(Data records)
---+---

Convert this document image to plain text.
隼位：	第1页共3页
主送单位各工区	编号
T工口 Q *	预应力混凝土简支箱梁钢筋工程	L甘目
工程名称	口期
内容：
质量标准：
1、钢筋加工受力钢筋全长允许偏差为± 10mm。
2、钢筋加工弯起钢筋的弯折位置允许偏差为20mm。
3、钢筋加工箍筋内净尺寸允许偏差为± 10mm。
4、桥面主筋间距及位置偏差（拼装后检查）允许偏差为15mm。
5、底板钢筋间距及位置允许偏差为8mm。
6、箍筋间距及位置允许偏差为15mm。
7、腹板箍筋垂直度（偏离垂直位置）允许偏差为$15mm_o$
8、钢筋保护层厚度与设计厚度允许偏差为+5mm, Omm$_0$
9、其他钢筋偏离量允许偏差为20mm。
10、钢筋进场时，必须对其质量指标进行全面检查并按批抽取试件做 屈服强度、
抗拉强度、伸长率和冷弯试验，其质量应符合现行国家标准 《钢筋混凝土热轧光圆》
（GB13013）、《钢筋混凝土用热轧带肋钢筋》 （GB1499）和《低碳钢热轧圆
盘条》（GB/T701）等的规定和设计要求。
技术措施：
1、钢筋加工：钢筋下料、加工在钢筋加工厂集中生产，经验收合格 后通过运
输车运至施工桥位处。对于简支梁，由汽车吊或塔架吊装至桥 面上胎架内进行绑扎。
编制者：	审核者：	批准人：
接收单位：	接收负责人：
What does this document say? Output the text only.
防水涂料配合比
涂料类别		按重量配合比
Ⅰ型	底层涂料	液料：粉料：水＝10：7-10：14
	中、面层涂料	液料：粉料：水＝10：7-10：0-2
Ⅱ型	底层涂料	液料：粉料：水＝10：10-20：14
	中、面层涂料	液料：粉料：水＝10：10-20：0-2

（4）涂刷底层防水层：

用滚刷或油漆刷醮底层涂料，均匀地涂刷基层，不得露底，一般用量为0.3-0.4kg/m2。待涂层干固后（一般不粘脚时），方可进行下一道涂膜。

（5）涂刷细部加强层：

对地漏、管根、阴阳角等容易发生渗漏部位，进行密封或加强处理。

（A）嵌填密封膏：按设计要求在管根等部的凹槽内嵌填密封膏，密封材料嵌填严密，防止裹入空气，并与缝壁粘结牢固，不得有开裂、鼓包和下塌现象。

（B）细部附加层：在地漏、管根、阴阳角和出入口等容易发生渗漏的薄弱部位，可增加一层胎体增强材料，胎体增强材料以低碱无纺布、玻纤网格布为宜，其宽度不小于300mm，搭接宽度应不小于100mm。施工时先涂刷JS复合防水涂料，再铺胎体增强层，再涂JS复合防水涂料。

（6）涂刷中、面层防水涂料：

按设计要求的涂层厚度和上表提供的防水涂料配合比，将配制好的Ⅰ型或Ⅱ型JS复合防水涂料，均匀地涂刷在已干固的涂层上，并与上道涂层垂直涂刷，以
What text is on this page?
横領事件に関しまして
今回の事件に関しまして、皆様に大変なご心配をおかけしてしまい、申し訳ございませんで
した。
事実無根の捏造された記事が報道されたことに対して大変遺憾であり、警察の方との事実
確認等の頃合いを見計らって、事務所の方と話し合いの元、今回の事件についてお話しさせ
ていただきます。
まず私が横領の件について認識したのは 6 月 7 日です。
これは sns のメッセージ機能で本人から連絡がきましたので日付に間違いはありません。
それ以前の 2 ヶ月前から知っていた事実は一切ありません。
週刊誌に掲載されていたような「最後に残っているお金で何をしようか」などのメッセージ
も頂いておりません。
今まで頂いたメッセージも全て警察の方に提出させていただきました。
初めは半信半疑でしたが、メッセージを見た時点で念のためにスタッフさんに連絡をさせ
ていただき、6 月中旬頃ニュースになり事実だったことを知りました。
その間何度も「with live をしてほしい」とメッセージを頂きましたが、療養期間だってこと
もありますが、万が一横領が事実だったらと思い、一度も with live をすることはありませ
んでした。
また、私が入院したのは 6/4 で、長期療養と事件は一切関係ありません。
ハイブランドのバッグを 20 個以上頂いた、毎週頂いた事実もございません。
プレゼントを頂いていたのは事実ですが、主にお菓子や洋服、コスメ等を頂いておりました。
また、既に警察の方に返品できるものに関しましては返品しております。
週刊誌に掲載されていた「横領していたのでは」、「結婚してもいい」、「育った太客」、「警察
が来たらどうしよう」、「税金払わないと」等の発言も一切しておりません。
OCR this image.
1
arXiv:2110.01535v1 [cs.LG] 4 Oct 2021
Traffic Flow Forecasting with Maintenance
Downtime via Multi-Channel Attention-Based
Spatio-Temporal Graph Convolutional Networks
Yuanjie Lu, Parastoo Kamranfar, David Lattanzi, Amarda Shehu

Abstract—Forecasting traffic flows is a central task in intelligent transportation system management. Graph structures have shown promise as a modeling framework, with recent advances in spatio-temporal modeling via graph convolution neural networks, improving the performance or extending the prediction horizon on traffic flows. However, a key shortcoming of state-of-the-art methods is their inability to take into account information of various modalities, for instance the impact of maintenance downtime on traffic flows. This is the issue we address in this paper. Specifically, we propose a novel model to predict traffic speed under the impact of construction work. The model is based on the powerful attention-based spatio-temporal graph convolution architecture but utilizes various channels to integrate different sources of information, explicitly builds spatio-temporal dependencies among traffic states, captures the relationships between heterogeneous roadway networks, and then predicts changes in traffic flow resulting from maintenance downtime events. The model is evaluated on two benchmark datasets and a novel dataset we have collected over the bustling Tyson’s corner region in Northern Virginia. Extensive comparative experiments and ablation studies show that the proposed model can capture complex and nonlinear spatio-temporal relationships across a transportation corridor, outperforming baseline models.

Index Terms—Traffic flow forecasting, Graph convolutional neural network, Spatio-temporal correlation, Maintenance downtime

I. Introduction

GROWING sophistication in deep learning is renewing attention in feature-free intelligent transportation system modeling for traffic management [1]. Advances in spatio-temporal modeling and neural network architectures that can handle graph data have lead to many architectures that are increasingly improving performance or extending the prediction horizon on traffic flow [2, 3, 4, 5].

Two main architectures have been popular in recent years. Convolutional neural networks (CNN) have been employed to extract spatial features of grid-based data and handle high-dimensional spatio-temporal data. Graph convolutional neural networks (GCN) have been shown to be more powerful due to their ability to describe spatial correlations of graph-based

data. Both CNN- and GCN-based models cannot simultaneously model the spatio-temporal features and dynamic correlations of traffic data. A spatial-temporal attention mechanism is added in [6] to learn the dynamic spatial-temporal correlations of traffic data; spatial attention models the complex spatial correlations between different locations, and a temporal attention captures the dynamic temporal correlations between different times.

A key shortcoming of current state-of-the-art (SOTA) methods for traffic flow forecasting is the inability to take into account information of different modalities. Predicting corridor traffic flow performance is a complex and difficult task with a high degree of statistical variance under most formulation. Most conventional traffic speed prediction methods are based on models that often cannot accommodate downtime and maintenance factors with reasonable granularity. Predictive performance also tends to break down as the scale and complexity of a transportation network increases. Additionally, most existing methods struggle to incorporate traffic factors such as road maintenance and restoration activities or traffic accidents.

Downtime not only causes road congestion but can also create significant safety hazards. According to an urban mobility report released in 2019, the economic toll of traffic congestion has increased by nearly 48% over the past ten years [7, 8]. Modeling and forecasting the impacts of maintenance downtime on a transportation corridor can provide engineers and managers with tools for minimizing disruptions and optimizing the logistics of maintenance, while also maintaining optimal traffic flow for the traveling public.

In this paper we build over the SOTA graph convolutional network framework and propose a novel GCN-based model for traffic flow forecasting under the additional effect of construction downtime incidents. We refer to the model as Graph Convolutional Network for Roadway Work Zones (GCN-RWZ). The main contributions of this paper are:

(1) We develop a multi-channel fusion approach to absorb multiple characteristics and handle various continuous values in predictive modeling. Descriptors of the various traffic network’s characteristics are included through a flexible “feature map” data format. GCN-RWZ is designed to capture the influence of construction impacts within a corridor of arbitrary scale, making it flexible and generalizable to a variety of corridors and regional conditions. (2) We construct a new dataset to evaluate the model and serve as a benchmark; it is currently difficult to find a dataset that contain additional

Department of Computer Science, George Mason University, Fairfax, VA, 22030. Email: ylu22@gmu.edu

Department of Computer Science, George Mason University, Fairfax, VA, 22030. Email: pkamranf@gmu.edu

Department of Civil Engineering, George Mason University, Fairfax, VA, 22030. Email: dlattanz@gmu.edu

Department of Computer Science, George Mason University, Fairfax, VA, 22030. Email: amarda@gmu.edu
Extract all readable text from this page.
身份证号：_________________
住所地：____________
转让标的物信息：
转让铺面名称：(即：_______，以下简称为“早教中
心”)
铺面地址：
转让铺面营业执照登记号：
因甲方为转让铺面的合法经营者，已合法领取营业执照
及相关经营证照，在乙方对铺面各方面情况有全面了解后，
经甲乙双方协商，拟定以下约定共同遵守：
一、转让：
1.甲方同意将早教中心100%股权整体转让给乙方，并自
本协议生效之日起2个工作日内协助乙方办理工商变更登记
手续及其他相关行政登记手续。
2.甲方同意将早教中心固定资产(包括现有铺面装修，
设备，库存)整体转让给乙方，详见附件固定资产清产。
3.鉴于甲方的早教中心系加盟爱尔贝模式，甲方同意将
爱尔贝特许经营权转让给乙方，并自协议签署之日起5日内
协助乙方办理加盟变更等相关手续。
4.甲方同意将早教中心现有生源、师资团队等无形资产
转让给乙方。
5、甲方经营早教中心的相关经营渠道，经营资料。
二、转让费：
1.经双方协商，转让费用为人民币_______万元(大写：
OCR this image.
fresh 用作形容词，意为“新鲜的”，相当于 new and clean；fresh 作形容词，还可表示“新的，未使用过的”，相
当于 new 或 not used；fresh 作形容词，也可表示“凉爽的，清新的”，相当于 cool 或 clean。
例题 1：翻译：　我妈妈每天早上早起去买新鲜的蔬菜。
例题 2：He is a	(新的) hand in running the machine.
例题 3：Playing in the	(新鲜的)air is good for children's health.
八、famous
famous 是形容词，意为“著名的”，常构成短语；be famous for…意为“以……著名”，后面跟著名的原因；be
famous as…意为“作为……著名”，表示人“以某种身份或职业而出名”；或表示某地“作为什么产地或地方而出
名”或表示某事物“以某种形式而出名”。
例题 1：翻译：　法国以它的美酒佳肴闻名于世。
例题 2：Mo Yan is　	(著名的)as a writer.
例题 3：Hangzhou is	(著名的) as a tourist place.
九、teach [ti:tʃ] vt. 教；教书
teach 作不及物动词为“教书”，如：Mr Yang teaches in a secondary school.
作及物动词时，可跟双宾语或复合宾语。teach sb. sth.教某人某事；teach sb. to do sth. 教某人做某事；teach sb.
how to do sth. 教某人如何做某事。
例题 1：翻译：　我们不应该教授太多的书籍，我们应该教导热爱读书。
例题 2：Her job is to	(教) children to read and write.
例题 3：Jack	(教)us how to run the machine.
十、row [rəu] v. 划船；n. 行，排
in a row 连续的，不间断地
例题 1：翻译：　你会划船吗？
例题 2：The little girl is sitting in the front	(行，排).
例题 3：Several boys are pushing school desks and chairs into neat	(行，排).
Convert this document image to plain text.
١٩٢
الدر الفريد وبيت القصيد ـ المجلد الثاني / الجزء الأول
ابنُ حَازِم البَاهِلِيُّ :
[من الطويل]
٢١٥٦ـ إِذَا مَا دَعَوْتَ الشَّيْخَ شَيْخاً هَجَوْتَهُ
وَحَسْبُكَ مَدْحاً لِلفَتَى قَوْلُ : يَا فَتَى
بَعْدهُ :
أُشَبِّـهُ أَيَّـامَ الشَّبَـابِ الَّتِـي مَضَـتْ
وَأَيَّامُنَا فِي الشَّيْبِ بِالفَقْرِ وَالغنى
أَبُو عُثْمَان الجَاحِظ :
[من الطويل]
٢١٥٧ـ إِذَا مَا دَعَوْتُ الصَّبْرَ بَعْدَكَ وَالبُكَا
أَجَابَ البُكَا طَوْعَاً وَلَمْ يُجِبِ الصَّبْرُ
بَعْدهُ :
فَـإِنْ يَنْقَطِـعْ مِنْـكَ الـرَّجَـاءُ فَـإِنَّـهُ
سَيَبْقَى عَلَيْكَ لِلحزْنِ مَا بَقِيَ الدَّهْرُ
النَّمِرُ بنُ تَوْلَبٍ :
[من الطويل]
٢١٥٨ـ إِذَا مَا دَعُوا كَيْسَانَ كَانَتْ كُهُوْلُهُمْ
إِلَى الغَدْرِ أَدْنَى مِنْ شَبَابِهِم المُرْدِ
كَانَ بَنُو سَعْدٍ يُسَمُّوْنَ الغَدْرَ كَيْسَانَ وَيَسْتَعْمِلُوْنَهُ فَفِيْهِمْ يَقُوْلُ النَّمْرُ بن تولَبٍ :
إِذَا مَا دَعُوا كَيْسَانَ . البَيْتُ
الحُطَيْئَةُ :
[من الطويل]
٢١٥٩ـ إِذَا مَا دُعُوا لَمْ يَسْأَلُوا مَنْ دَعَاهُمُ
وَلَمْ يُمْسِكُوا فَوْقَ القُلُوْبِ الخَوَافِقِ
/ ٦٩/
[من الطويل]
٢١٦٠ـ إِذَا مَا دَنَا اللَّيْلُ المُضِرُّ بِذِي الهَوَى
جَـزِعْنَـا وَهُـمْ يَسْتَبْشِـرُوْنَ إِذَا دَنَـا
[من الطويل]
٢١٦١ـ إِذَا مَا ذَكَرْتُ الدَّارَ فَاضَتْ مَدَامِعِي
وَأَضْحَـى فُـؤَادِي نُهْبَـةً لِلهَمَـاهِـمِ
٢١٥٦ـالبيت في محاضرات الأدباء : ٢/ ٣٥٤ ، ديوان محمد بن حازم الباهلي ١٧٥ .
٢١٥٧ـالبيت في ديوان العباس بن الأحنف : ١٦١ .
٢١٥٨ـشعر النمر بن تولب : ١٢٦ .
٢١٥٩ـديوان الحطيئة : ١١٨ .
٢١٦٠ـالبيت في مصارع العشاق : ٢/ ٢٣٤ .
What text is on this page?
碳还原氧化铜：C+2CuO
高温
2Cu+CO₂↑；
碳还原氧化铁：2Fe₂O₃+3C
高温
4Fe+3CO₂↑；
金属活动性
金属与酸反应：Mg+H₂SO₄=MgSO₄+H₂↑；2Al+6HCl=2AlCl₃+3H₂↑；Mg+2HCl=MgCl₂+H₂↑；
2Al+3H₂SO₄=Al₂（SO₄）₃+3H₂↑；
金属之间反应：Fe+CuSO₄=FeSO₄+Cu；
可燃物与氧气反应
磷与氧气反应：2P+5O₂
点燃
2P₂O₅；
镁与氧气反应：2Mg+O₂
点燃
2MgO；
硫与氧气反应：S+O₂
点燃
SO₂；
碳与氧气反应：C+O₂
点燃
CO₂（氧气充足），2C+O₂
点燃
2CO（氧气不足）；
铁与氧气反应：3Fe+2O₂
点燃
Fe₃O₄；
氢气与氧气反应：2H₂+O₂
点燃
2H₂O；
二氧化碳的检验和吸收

---+---

**Exercise directions**
Pick out the lines that contain "Mason" and copy them.

**Finished exercise**
Department of Computer Science, George Mason University, Fairfax, VA, 22030. Email: ylu22@gmu.edu
Department of Computer Science, George Mason University, Fairfax, VA, 22030. Email: pkamranf@gmu.edu
Department of Civil Engineering, George Mason University, Fairfax, VA, 22030. Email: dlattanz@gmu.edu
Department of Computer Science, George Mason University, Fairfax, VA, 22030. Email: amarda@gmu.edu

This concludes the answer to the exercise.